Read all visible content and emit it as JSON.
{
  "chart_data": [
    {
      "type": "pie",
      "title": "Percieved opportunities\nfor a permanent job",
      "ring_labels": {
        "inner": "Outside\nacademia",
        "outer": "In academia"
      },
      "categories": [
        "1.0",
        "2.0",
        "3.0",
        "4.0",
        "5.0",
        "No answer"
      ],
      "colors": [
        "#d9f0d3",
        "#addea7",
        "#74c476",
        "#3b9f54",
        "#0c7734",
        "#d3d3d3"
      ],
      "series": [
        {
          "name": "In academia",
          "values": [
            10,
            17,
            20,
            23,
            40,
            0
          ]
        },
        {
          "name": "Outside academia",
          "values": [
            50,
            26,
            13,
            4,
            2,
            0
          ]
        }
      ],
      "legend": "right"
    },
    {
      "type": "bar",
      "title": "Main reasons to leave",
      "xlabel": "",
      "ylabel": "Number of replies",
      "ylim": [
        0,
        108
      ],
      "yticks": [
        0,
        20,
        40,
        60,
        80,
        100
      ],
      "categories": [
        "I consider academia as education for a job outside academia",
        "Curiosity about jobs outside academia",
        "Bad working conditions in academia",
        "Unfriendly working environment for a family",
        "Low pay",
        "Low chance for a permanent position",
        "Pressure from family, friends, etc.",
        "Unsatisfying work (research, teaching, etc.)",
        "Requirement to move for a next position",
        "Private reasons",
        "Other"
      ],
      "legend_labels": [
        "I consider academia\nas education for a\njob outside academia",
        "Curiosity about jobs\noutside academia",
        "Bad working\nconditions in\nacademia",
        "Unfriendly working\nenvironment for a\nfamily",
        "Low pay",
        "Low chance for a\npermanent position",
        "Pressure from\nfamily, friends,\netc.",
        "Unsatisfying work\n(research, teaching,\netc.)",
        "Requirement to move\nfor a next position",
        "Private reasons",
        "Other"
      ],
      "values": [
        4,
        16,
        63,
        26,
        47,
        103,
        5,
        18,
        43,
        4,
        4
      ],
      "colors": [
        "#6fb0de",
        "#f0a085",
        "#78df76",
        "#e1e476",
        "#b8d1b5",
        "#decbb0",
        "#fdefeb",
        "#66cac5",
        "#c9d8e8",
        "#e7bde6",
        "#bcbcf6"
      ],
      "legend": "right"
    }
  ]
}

:: WHAT YOU HAVE TO DO ::
Your task is to output all of the data above word for word.

:: COMPLETED TASK ::
Read all visible content and emit it as JSON.
{
  "chart_data": [
    {
      "type": "pie",
      "title": "Percieved opportunities\nfor a permanent job",
      "ring_labels": {
        "inner": "Outside\nacademia",
        "outer": "In academia"
      },
      "categories": [
        "1.0",
        "2.0",
        "3.0",
        "4.0",
        "5.0",
        "No answer"
      ],
      "colors": [
        "#d9f0d3",
        "#addea7",
        "#74c476",
        "#3b9f54",
        "#0c7734",
        "#d3d3d3"
      ],
      "series": [
        {
          "name": "In academia",
          "values": [
            10,
            17,
            20,
            23,
            40,
            0
          ]
        },
        {
          "name": "Outside academia",
          "values": [
            50,
            26,
            13,
            4,
            2,
            0
          ]
        }
      ],
      "legend": "right"
    },
    {
      "type": "bar",
      "title": "Main reasons to leave",
      "xlabel": "",
      "ylabel": "Number of replies",
      "ylim": [
        0,
        108
      ],
      "yticks": [
        0,
        20,
        40,
        60,
        80,
        100
      ],
      "categories": [
        "I consider academia as education for a job outside academia",
        "Curiosity about jobs outside academia",
        "Bad working conditions in academia",
        "Unfriendly working environment for a family",
        "Low pay",
        "Low chance for a permanent position",
        "Pressure from family, friends, etc.",
        "Unsatisfying work (research, teaching, etc.)",
        "Requirement to move for a next position",
        "Private reasons",
        "Other"
      ],
      "legend_labels": [
        "I consider academia\nas education for a\njob outside academia",
        "Curiosity about jobs\noutside academia",
        "Bad working\nconditions in\nacademia",
        "Unfriendly working\nenvironment for a\nfamily",
        "Low pay",
        "Low chance for a\npermanent position",
        "Pressure from\nfamily, friends,\netc.",
        "Unsatisfying work\n(research, teaching,\netc.)",
        "Requirement to move\nfor a next position",
        "Private reasons",
        "Other"
      ],
      "values": [
        4,
        16,
        63,
        26,
        47,
        103,
        5,
        18,
        43,
        4,
        4
      ],
      "colors": [
        "#6fb0de",
        "#f0a085",
        "#78df76",
        "#e1e476",
        "#b8d1b5",
        "#decbb0",
        "#fdefeb",
        "#66cac5",
        "#c9d8e8",
        "#e7bde6",
        "#bcbcf6"
      ],
      "legend": "right"
    }
  ]
}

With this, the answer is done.